## What is expected
Which lines in the entries below contain the string "spectrum"? Pull out each such line and copy it.

## Source data
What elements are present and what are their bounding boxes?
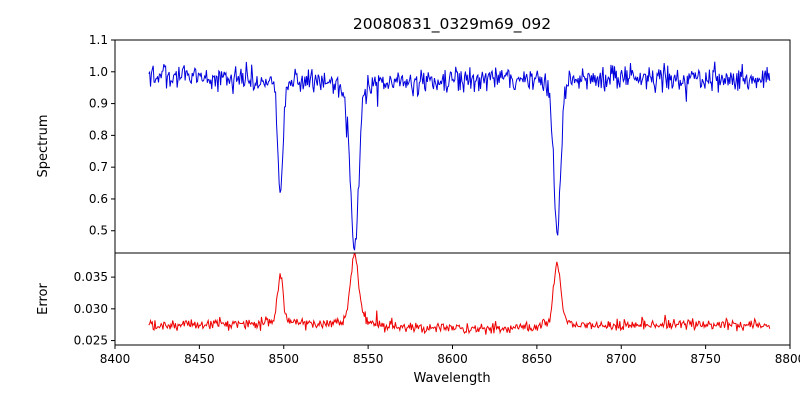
y-tick-label: 0.035 — [74, 270, 108, 284]
spectrum-y-axis-label: Spectrum — [36, 115, 51, 178]
y-tick-label: 1.0 — [89, 65, 108, 79]
chart-title: 20080831_0329m69_092 — [353, 15, 551, 34]
x-tick-label: 8650 — [522, 352, 553, 366]
x-tick-label: 8600 — [437, 352, 468, 366]
y-tick-label: 0.5 — [89, 224, 108, 238]
error-y-axis-label: Error — [36, 283, 51, 315]
panel-border-spectrum — [114, 39, 791, 254]
x-tick-label: 8400 — [100, 352, 131, 366]
x-tick-label: 8800 — [775, 352, 800, 366]
panel-border-error — [114, 252, 791, 346]
x-tick-label: 8550 — [353, 352, 384, 366]
spectrum-curve — [148, 61, 771, 251]
curves-layer — [148, 61, 771, 335]
x-axis-label: Wavelength — [413, 371, 490, 386]
y-tick-label: 0.8 — [89, 128, 108, 142]
axes-layer: 0.5 0.6 0.7 0.8 0.9 1.0 1.1 0.025 0.030 0.035 8400… — [74, 33, 800, 366]
y-tick-label: 0.7 — [89, 160, 108, 174]
x-tick-label: 8450 — [184, 352, 215, 366]
error-curve — [148, 253, 771, 335]
y-tick-label: 0.030 — [74, 302, 108, 316]
y-tick-label: 0.6 — [89, 192, 108, 206]
y-tick-label: 0.9 — [89, 97, 108, 111]
x-tick-label: 8700 — [606, 352, 637, 366]
y-tick-label: 0.025 — [74, 334, 108, 348]
x-tick-label: 8750 — [690, 352, 721, 366]
x-tick-label: 8500 — [268, 352, 299, 366]
y-tick-label: 1.1 — [89, 33, 108, 47]
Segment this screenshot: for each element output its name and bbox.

## Written reply
spectrum-y-axis-label: Spectrum — [36, 115, 51, 178]
panel-border-spectrum — [114, 39, 791, 254]
spectrum-curve — [148, 61, 771, 251]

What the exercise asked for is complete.